■ WHAT YOU HAVE TO DO: Everything in the listing except the pictures should be written out exactly.
START
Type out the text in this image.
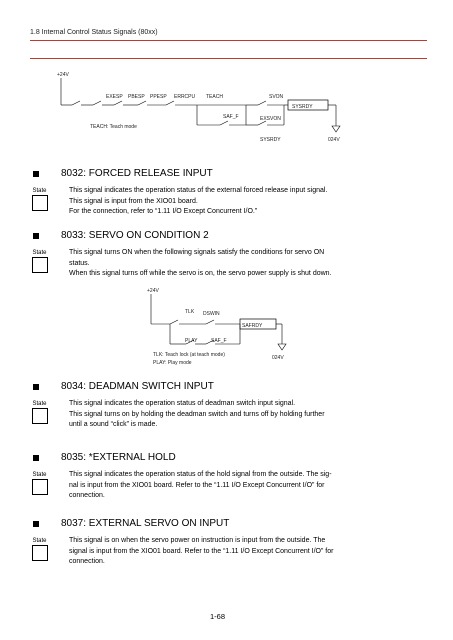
1.8 Internal Control Status Signals (80xx)
+24V
EXESP PBESP PPESP ERRCPU TEACH	SVON
SAF_F	EXSVON
SYSRDY
SYSRDY
TEACH: Teach mode
024V
8032: FORCED RELEASE INPUT
State	This signal indicates the operation status of the external forced release input signal.

This signal is input from the XIO01 board.

For the connection, refer to “1.11 I/O Except Concurrent I/O.”

8033: SERVO ON CONDITION 2
State	This signal turns ON when the following signals satisfy the conditions for servo ON

status.

When this signal turns off while the servo is on, the servo power supply is shut down.

+24V
TLK DSWIN
PLAY	SAF_F
SAFRDY
024V
TLK: Teach lock (at teach mode)
PLAY: Play mode
8034: DEADMAN SWITCH INPUT
State	This signal indicates the operation status of deadman switch input signal.

This signal turns on by holding the deadman switch and turns off by holding further

until a sound “click” is made.

8035: *EXTERNAL HOLD
State	This signal indicates the operation status of the hold signal from the outside. The sig-

nal is input from the XIO01 board. Refer to the “1.11 I/O Except Concurrent I/O” for

connection.

8037: EXTERNAL SERVO ON INPUT
State	This signal is on when the servo power on instruction is input from the outside. The

signal is input from the XIO01 board. Refer to the “1.11 I/O Except Concurrent I/O” for

connection.

1-68
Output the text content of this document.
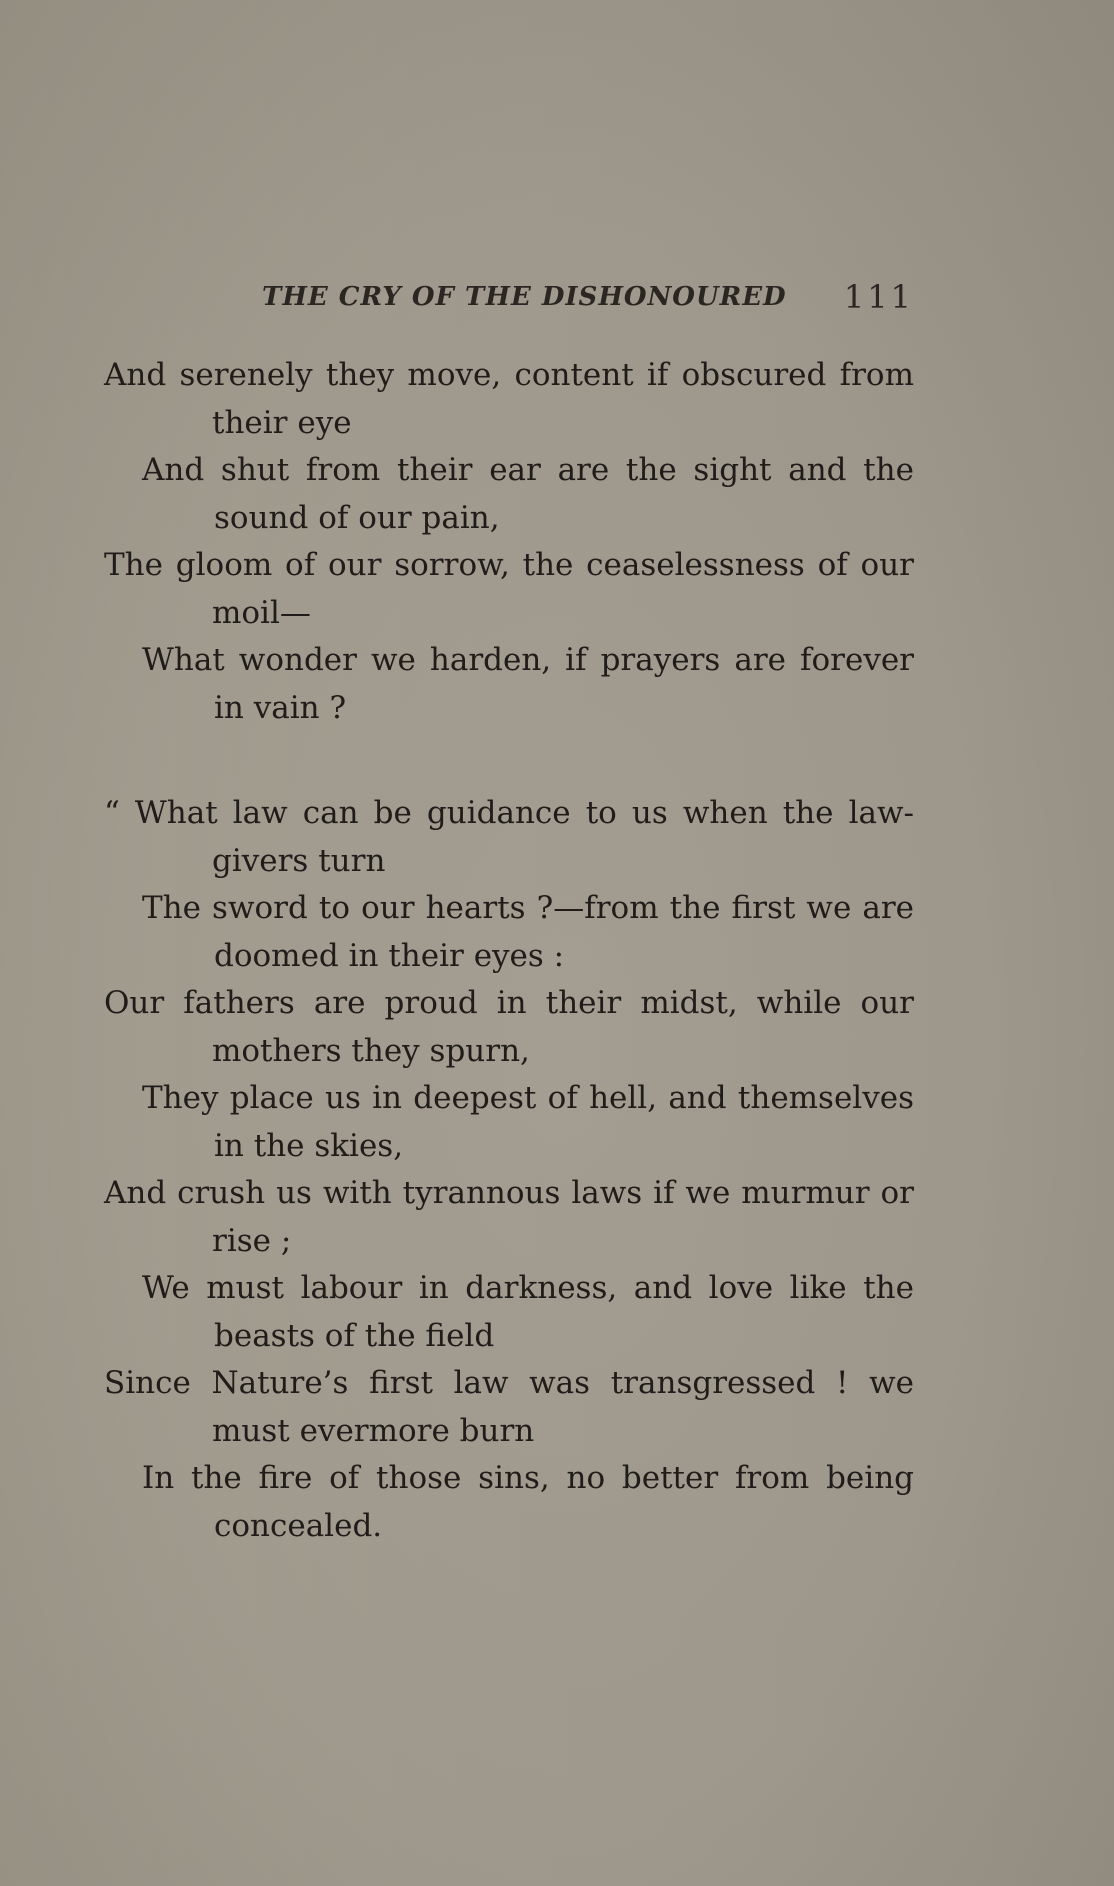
THE CRY OF THE DISHONOURED 111
And serenely they move, content if obscured from their eye
And shut from their ear are the sight and the sound of our pain,
The gloom of our sorrow, the ceaselessness of our moil—
What wonder we harden, if prayers are forever in vain ?
“ What law can be guidance to us when the law-givers turn
The sword to our hearts ?—from the first we are doomed in their eyes :
Our fathers are proud in their midst, while our mothers they spurn,
They place us in deepest of hell, and themselves in the skies,
And crush us with tyrannous laws if we murmur or rise ;
We must labour in darkness, and love like the beasts of the field
Since Nature’s first law was transgressed ! we must evermore burn
In the fire of those sins, no better from being concealed.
END
■ THE SOLUTION:
Type out the text in this image.
1.8 Internal Control Status Signals (80xx)
+24V
EXESP PBESP PPESP ERRCPU TEACH	SVON
SAF_F	EXSVON
SYSRDY
SYSRDY
TEACH: Teach mode
024V
8032: FORCED RELEASE INPUT
State	This signal indicates the operation status of the external forced release input signal.

This signal is input from the XIO01 board.

For the connection, refer to “1.11 I/O Except Concurrent I/O.”

8033: SERVO ON CONDITION 2
State	This signal turns ON when the following signals satisfy the conditions for servo ON

status.

When this signal turns off while the servo is on, the servo power supply is shut down.

+24V
TLK DSWIN
PLAY	SAF_F
SAFRDY
024V
TLK: Teach lock (at teach mode)
PLAY: Play mode
8034: DEADMAN SWITCH INPUT
State	This signal indicates the operation status of deadman switch input signal.

This signal turns on by holding the deadman switch and turns off by holding further

until a sound “click” is made.

8035: *EXTERNAL HOLD
State	This signal indicates the operation status of the hold signal from the outside. The sig-

nal is input from the XIO01 board. Refer to the “1.11 I/O Except Concurrent I/O” for

connection.

8037: EXTERNAL SERVO ON INPUT
State	This signal is on when the servo power on instruction is input from the outside. The

signal is input from the XIO01 board. Refer to the “1.11 I/O Except Concurrent I/O” for

connection.

1-68
Output the text content of this document.
THE CRY OF THE DISHONOURED 111
And serenely they move, content if obscured from their eye
And shut from their ear are the sight and the sound of our pain,
The gloom of our sorrow, the ceaselessness of our moil—
What wonder we harden, if prayers are forever in vain ?
“ What law can be guidance to us when the law-givers turn
The sword to our hearts ?—from the first we are doomed in their eyes :
Our fathers are proud in their midst, while our mothers they spurn,
They place us in deepest of hell, and themselves in the skies,
And crush us with tyrannous laws if we murmur or rise ;
We must labour in darkness, and love like the beasts of the field
Since Nature’s first law was transgressed ! we must evermore burn
In the fire of those sins, no better from being concealed.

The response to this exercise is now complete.